──────── RECORDED DATA ────────

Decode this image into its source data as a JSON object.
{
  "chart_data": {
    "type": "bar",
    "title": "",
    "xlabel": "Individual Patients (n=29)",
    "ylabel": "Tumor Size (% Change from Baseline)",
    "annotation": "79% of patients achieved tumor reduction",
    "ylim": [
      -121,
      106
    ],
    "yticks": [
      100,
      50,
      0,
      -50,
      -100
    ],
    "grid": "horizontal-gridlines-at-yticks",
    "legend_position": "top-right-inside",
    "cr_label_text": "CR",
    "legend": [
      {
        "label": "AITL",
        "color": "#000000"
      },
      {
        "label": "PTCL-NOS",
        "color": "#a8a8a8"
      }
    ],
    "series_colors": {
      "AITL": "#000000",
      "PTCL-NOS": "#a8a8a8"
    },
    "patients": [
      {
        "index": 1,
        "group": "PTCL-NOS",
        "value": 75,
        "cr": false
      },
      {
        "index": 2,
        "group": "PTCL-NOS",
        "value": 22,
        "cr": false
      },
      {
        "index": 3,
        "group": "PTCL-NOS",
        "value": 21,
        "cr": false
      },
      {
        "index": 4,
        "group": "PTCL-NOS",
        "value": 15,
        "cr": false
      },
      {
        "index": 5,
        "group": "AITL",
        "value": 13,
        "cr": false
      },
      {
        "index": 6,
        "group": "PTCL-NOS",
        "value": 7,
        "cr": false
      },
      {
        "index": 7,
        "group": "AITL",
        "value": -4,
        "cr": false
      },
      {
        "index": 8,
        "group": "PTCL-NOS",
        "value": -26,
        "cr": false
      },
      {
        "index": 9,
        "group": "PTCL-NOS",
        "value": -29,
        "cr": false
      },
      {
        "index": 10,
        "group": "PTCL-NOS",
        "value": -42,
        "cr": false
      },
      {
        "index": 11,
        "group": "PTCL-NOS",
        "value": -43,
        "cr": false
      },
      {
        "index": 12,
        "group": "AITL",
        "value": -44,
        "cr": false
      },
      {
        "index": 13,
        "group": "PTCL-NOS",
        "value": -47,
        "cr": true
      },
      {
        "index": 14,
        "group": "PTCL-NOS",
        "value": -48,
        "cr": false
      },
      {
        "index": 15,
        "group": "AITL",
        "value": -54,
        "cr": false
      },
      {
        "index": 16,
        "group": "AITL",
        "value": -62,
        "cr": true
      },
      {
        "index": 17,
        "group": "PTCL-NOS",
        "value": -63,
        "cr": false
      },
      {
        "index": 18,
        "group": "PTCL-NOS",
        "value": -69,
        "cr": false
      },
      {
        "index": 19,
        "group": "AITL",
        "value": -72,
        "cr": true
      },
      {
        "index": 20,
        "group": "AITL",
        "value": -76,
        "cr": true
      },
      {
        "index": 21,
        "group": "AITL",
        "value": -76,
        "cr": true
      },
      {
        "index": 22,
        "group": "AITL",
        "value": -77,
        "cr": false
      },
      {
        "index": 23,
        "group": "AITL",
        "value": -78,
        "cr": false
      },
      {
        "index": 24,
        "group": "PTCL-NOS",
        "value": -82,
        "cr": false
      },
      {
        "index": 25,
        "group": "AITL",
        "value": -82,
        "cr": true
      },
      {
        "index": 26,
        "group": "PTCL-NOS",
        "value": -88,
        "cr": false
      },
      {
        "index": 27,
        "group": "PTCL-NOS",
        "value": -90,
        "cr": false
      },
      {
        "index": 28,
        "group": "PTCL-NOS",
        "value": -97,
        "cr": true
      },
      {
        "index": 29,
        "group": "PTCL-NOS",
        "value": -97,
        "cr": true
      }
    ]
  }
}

────────
──────── RECORDED DATA ────────

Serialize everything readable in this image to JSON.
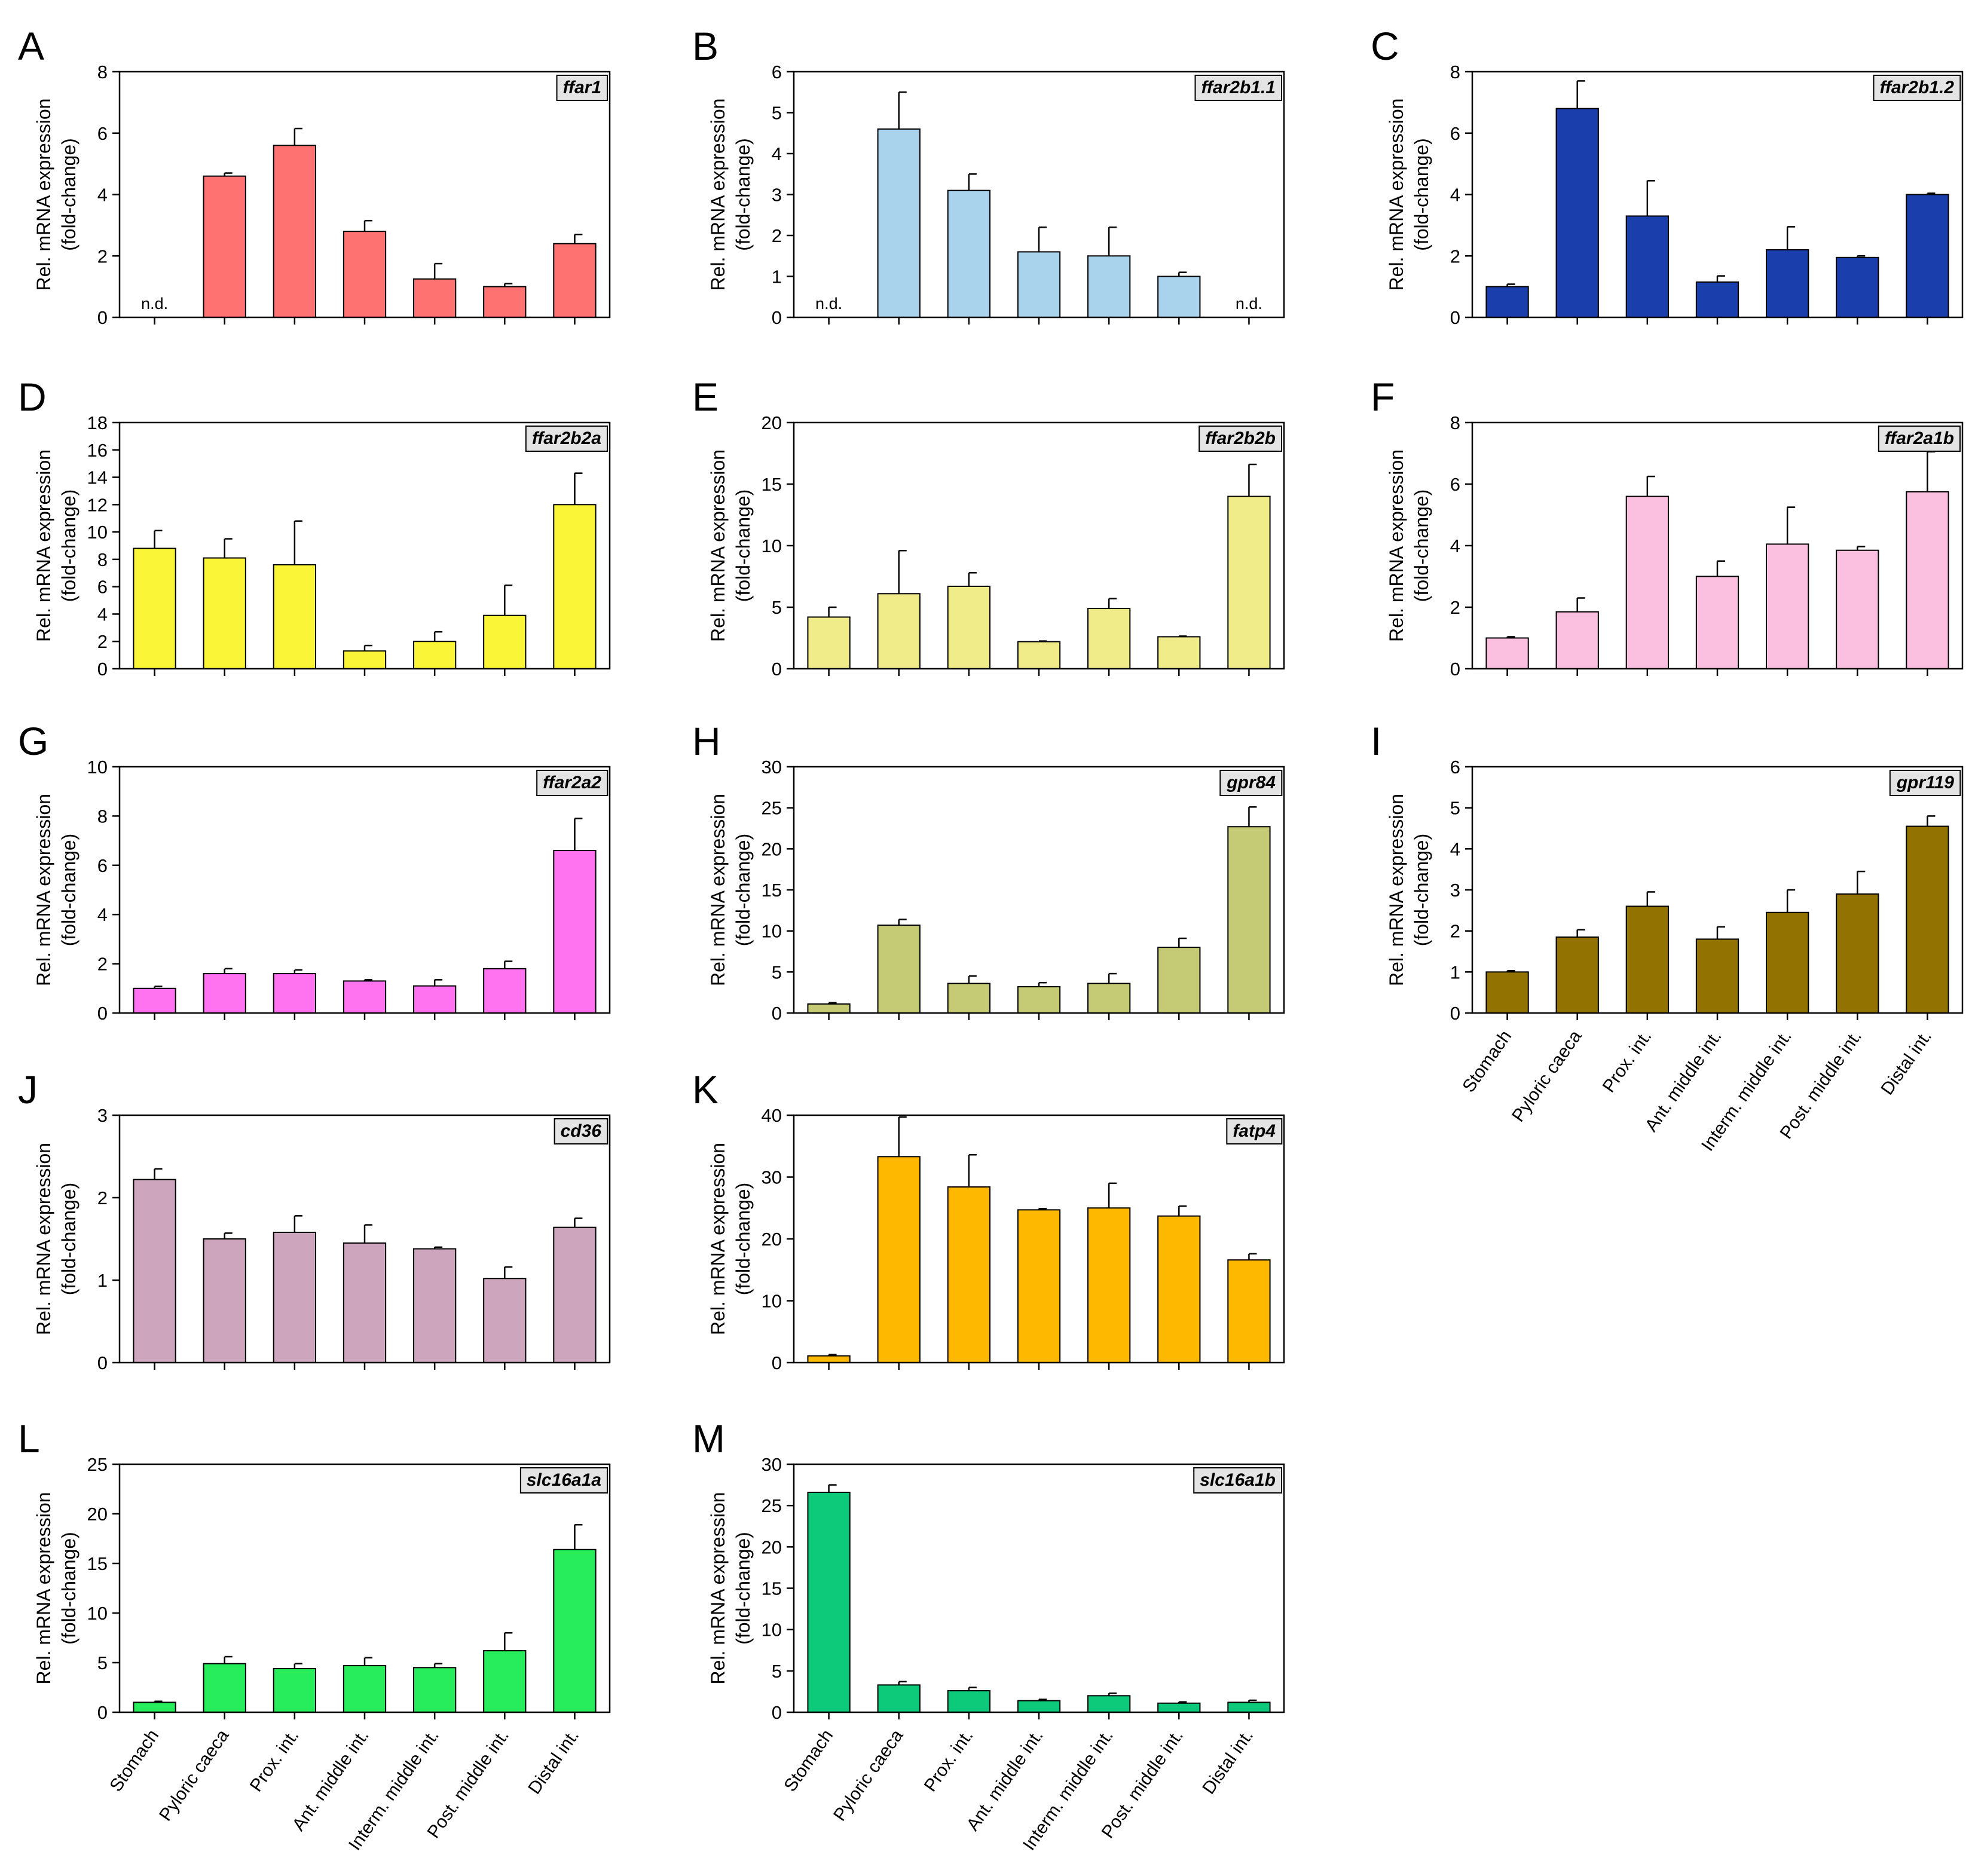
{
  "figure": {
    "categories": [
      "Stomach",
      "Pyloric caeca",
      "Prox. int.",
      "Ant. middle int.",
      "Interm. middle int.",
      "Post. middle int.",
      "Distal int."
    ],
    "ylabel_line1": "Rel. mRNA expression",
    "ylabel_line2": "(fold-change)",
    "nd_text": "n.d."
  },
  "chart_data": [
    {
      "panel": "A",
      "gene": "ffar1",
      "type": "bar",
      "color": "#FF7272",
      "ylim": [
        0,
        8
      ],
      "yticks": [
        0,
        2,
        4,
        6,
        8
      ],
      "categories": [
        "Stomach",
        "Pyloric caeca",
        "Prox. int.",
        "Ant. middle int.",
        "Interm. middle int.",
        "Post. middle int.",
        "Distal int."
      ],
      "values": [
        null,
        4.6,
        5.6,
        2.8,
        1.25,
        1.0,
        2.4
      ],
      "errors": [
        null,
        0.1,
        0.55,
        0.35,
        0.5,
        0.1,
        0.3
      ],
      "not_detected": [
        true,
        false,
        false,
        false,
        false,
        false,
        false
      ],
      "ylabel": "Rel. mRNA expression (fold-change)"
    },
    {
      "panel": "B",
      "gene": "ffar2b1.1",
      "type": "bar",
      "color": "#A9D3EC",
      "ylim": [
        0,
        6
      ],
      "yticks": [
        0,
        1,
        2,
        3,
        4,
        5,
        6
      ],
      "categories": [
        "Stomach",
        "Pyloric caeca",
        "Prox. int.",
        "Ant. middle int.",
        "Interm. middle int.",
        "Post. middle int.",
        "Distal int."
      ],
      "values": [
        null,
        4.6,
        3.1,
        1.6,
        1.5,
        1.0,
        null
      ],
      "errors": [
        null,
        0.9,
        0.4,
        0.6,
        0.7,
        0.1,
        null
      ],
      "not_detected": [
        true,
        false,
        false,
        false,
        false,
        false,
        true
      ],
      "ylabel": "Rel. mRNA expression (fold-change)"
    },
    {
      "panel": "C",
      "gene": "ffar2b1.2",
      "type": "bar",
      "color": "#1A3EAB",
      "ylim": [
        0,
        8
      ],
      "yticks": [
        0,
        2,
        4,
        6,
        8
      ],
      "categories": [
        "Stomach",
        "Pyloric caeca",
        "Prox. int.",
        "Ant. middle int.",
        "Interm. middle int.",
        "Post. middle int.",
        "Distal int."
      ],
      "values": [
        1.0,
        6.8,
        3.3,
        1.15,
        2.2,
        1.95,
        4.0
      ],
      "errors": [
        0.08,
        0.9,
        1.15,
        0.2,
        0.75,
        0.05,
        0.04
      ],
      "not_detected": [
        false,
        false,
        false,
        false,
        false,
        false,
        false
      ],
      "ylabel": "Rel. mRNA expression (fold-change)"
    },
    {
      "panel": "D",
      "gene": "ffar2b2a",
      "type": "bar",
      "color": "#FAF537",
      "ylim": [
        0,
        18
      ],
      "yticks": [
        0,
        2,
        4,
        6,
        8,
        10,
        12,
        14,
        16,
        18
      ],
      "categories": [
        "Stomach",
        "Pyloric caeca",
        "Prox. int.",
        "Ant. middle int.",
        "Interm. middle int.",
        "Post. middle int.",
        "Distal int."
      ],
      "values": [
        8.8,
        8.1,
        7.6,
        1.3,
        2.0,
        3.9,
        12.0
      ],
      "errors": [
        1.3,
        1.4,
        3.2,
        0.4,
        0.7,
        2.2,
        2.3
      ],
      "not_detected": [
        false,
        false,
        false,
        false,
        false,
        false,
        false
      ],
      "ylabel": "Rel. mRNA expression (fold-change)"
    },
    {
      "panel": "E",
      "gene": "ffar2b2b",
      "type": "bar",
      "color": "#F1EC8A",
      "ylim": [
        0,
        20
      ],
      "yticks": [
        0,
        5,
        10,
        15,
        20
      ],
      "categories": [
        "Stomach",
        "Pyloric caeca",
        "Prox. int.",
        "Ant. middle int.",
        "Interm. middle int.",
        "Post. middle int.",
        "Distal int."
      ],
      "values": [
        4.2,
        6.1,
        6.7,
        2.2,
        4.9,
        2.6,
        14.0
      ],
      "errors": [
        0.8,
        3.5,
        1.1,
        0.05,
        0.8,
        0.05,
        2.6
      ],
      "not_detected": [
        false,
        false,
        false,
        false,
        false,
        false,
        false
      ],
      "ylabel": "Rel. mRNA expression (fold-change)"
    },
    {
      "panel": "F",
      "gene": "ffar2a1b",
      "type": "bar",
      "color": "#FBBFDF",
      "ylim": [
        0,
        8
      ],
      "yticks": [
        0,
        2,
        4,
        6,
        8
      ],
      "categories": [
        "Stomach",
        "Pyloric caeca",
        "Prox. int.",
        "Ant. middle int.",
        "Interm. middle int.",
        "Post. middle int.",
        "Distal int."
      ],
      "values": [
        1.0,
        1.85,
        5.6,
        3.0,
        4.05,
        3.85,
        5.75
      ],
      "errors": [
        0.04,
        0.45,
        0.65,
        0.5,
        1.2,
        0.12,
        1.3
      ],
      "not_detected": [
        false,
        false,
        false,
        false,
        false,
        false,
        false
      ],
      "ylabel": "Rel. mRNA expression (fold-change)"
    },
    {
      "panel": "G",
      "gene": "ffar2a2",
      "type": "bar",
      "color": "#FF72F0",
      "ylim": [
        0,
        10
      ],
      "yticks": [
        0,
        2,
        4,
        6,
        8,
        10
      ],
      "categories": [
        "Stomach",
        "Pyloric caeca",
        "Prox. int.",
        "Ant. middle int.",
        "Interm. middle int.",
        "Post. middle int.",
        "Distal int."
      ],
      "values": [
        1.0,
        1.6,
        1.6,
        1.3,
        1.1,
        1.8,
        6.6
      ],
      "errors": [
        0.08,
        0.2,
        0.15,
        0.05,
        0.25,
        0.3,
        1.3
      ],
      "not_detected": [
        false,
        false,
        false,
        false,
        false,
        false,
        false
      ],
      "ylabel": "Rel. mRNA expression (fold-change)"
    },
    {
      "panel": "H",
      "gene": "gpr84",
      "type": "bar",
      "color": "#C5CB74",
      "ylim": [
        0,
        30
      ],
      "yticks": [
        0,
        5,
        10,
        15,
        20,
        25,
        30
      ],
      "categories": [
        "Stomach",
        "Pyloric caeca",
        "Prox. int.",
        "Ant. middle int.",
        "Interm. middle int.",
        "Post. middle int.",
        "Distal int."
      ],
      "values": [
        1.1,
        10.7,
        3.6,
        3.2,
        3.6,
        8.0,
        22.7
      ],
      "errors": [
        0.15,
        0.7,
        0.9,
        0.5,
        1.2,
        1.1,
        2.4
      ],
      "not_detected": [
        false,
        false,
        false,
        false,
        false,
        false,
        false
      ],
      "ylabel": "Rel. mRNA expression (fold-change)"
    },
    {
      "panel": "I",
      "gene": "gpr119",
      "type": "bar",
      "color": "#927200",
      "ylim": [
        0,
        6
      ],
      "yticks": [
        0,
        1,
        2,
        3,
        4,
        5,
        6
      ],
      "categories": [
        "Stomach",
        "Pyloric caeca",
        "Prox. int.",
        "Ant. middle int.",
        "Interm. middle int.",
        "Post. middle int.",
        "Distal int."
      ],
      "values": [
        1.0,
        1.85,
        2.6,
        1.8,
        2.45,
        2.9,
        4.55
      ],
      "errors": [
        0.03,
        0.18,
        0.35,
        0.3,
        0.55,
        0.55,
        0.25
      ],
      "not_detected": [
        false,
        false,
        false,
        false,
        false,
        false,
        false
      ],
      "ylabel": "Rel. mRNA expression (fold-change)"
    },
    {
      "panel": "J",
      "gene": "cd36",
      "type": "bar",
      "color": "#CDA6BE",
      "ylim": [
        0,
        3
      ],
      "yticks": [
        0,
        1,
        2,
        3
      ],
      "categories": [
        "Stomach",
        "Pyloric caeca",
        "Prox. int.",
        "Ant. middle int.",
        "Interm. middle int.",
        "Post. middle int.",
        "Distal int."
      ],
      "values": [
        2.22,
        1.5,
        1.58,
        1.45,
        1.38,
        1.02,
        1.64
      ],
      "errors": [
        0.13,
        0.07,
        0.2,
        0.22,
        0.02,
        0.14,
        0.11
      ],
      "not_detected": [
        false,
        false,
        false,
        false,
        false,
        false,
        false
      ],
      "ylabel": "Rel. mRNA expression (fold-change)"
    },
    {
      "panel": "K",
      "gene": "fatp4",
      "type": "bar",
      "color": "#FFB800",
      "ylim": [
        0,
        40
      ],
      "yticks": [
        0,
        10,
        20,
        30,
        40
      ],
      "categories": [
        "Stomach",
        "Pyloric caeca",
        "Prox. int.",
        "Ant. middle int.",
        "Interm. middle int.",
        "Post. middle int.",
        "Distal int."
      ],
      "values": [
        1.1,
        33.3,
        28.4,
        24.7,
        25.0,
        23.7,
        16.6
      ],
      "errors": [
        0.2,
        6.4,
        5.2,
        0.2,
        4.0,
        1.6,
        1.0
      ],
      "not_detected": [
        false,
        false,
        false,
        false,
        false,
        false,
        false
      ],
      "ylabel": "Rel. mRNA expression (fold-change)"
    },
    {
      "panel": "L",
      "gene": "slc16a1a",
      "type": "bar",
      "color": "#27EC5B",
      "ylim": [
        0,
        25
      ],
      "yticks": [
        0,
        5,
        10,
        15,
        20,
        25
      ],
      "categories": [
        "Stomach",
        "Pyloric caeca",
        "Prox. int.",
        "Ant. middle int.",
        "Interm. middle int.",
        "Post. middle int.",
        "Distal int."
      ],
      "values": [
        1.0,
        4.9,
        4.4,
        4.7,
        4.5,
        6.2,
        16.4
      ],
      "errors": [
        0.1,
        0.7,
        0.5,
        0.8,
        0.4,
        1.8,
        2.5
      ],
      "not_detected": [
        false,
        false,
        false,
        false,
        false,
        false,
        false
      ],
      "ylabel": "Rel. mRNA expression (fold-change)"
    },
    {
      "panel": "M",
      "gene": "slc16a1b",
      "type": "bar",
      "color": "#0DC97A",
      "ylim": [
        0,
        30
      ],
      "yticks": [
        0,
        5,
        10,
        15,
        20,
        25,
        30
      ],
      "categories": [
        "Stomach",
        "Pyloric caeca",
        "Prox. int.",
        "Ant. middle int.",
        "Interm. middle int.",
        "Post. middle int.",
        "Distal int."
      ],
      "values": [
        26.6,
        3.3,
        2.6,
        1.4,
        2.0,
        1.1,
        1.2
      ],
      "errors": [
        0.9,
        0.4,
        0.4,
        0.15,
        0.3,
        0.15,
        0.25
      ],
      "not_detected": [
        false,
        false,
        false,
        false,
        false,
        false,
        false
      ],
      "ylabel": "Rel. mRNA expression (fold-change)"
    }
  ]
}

────────

Lines holding "image": copy each one from the records above.

ANSWER TO THIS PROBLEM:
Decode this image into its source data as a JSON object.
Serialize everything readable in this image to JSON.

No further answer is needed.